[BEGIN ENTRIES PROVIDED]

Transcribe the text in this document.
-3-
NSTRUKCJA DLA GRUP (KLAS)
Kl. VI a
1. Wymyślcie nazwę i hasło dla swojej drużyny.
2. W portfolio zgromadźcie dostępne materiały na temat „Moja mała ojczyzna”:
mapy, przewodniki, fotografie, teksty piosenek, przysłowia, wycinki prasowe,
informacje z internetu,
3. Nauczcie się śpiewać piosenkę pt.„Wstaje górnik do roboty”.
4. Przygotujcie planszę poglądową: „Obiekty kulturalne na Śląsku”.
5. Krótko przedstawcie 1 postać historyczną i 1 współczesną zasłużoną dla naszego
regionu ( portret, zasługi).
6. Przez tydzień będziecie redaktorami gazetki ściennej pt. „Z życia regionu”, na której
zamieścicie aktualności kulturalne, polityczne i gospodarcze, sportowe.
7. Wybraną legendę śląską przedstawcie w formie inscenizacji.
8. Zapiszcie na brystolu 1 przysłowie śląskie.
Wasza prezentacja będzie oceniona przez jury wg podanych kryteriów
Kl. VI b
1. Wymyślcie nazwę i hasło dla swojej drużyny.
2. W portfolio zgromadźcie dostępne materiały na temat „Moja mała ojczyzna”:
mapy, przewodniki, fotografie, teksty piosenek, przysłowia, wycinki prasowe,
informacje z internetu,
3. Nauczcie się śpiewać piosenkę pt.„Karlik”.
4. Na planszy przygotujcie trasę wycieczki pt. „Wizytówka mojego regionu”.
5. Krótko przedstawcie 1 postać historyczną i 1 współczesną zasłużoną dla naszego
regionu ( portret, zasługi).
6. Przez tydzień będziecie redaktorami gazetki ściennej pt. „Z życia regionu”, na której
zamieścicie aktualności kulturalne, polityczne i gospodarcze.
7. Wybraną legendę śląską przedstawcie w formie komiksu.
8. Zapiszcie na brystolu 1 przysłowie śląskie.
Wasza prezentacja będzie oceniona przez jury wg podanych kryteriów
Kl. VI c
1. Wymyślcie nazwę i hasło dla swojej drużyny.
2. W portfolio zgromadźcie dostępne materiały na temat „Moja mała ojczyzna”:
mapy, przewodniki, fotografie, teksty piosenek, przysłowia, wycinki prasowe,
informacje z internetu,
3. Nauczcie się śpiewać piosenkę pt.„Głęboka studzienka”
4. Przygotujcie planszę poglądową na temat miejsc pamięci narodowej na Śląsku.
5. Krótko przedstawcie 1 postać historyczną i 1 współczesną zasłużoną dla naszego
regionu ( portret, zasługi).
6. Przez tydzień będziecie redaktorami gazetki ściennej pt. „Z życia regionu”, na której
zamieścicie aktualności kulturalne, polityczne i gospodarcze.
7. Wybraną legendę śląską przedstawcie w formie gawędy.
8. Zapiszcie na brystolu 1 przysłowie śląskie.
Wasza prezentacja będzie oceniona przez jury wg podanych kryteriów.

[END ENTRIES PROVIDED]

* INSTRUCTION
Return every line exactly.

* WRITTEN ANSWER
Transcribe the text in this document.
-3-
NSTRUKCJA DLA GRUP (KLAS)
Kl. VI a
1. Wymyślcie nazwę i hasło dla swojej drużyny.
2. W portfolio zgromadźcie dostępne materiały na temat „Moja mała ojczyzna”:
mapy, przewodniki, fotografie, teksty piosenek, przysłowia, wycinki prasowe,
informacje z internetu,
3. Nauczcie się śpiewać piosenkę pt.„Wstaje górnik do roboty”.
4. Przygotujcie planszę poglądową: „Obiekty kulturalne na Śląsku”.
5. Krótko przedstawcie 1 postać historyczną i 1 współczesną zasłużoną dla naszego
regionu ( portret, zasługi).
6. Przez tydzień będziecie redaktorami gazetki ściennej pt. „Z życia regionu”, na której
zamieścicie aktualności kulturalne, polityczne i gospodarcze, sportowe.
7. Wybraną legendę śląską przedstawcie w formie inscenizacji.
8. Zapiszcie na brystolu 1 przysłowie śląskie.
Wasza prezentacja będzie oceniona przez jury wg podanych kryteriów
Kl. VI b
1. Wymyślcie nazwę i hasło dla swojej drużyny.
2. W portfolio zgromadźcie dostępne materiały na temat „Moja mała ojczyzna”:
mapy, przewodniki, fotografie, teksty piosenek, przysłowia, wycinki prasowe,
informacje z internetu,
3. Nauczcie się śpiewać piosenkę pt.„Karlik”.
4. Na planszy przygotujcie trasę wycieczki pt. „Wizytówka mojego regionu”.
5. Krótko przedstawcie 1 postać historyczną i 1 współczesną zasłużoną dla naszego
regionu ( portret, zasługi).
6. Przez tydzień będziecie redaktorami gazetki ściennej pt. „Z życia regionu”, na której
zamieścicie aktualności kulturalne, polityczne i gospodarcze.
7. Wybraną legendę śląską przedstawcie w formie komiksu.
8. Zapiszcie na brystolu 1 przysłowie śląskie.
Wasza prezentacja będzie oceniona przez jury wg podanych kryteriów
Kl. VI c
1. Wymyślcie nazwę i hasło dla swojej drużyny.
2. W portfolio zgromadźcie dostępne materiały na temat „Moja mała ojczyzna”:
mapy, przewodniki, fotografie, teksty piosenek, przysłowia, wycinki prasowe,
informacje z internetu,
3. Nauczcie się śpiewać piosenkę pt.„Głęboka studzienka”
4. Przygotujcie planszę poglądową na temat miejsc pamięci narodowej na Śląsku.
5. Krótko przedstawcie 1 postać historyczną i 1 współczesną zasłużoną dla naszego
regionu ( portret, zasługi).
6. Przez tydzień będziecie redaktorami gazetki ściennej pt. „Z życia regionu”, na której
zamieścicie aktualności kulturalne, polityczne i gospodarcze.
7. Wybraną legendę śląską przedstawcie w formie gawędy.
8. Zapiszcie na brystolu 1 przysłowie śląskie.
Wasza prezentacja będzie oceniona przez jury wg podanych kryteriów.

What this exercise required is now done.